═════ Provided data ═════

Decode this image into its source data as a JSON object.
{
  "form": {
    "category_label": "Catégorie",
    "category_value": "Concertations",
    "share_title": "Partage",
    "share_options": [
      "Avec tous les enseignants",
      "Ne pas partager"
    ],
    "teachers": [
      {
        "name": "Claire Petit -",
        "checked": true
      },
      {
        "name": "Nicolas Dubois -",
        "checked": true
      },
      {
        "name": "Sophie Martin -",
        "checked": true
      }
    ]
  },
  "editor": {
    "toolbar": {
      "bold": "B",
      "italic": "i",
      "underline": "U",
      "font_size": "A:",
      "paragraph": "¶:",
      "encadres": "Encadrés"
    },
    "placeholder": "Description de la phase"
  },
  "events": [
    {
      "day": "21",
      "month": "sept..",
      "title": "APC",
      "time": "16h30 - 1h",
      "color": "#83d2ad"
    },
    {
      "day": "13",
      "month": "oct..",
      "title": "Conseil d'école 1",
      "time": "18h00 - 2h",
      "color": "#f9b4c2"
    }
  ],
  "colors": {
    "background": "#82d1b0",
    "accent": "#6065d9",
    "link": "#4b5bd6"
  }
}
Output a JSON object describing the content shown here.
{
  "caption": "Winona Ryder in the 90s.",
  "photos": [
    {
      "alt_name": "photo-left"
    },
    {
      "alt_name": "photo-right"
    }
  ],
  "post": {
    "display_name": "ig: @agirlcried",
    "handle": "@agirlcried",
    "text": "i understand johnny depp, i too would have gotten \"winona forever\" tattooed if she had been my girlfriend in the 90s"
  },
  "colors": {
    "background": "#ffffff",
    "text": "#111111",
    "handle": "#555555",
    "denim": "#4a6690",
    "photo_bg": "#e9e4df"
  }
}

═════

**Short problem**
Send back each record exactly as it stands.

**Written response**
Decode this image into its source data as a JSON object.
{
  "form": {
    "category_label": "Catégorie",
    "category_value": "Concertations",
    "share_title": "Partage",
    "share_options": [
      "Avec tous les enseignants",
      "Ne pas partager"
    ],
    "teachers": [
      {
        "name": "Claire Petit -",
        "checked": true
      },
      {
        "name": "Nicolas Dubois -",
        "checked": true
      },
      {
        "name": "Sophie Martin -",
        "checked": true
      }
    ]
  },
  "editor": {
    "toolbar": {
      "bold": "B",
      "italic": "i",
      "underline": "U",
      "font_size": "A:",
      "paragraph": "¶:",
      "encadres": "Encadrés"
    },
    "placeholder": "Description de la phase"
  },
  "events": [
    {
      "day": "21",
      "month": "sept..",
      "title": "APC",
      "time": "16h30 - 1h",
      "color": "#83d2ad"
    },
    {
      "day": "13",
      "month": "oct..",
      "title": "Conseil d'école 1",
      "time": "18h00 - 2h",
      "color": "#f9b4c2"
    }
  ],
  "colors": {
    "background": "#82d1b0",
    "accent": "#6065d9",
    "link": "#4b5bd6"
  }
}
Output a JSON object describing the content shown here.
{
  "caption": "Winona Ryder in the 90s.",
  "photos": [
    {
      "alt_name": "photo-left"
    },
    {
      "alt_name": "photo-right"
    }
  ],
  "post": {
    "display_name": "ig: @agirlcried",
    "handle": "@agirlcried",
    "text": "i understand johnny depp, i too would have gotten \"winona forever\" tattooed if she had been my girlfriend in the 90s"
  },
  "colors": {
    "background": "#ffffff",
    "text": "#111111",
    "handle": "#555555",
    "denim": "#4a6690",
    "photo_bg": "#e9e4df"
  }
}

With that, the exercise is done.